### What to do
Below you will find a set of lines. Repeat them all exactly.

-- start of Input records --

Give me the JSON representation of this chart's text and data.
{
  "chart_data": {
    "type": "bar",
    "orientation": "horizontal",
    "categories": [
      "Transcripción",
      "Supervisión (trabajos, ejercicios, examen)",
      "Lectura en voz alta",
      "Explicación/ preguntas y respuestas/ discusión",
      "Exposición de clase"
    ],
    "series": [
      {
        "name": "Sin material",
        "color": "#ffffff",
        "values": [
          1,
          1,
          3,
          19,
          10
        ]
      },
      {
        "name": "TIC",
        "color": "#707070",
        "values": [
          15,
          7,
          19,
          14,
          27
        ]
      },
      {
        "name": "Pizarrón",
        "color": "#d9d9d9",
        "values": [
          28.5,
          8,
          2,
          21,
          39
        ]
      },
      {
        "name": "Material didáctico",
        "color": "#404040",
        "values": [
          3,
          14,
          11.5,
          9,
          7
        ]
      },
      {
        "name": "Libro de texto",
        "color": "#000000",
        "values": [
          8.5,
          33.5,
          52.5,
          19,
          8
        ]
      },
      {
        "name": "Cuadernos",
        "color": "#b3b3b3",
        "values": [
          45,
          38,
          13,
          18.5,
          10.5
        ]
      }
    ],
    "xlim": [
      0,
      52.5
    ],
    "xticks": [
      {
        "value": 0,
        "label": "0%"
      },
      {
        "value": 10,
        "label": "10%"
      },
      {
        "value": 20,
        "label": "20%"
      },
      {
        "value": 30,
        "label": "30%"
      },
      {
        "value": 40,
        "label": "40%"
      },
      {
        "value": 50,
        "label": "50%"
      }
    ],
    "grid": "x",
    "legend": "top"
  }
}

-- end of Input records --

### The result
Give me the JSON representation of this chart's text and data.
{
  "chart_data": {
    "type": "bar",
    "orientation": "horizontal",
    "categories": [
      "Transcripción",
      "Supervisión (trabajos, ejercicios, examen)",
      "Lectura en voz alta",
      "Explicación/ preguntas y respuestas/ discusión",
      "Exposición de clase"
    ],
    "series": [
      {
        "name": "Sin material",
        "color": "#ffffff",
        "values": [
          1,
          1,
          3,
          19,
          10
        ]
      },
      {
        "name": "TIC",
        "color": "#707070",
        "values": [
          15,
          7,
          19,
          14,
          27
        ]
      },
      {
        "name": "Pizarrón",
        "color": "#d9d9d9",
        "values": [
          28.5,
          8,
          2,
          21,
          39
        ]
      },
      {
        "name": "Material didáctico",
        "color": "#404040",
        "values": [
          3,
          14,
          11.5,
          9,
          7
        ]
      },
      {
        "name": "Libro de texto",
        "color": "#000000",
        "values": [
          8.5,
          33.5,
          52.5,
          19,
          8
        ]
      },
      {
        "name": "Cuadernos",
        "color": "#b3b3b3",
        "values": [
          45,
          38,
          13,
          18.5,
          10.5
        ]
      }
    ],
    "xlim": [
      0,
      52.5
    ],
    "xticks": [
      {
        "value": 0,
        "label": "0%"
      },
      {
        "value": 10,
        "label": "10%"
      },
      {
        "value": 20,
        "label": "20%"
      },
      {
        "value": 30,
        "label": "30%"
      },
      {
        "value": 40,
        "label": "40%"
      },
      {
        "value": 50,
        "label": "50%"
      }
    ],
    "grid": "x",
    "legend": "top"
  }
}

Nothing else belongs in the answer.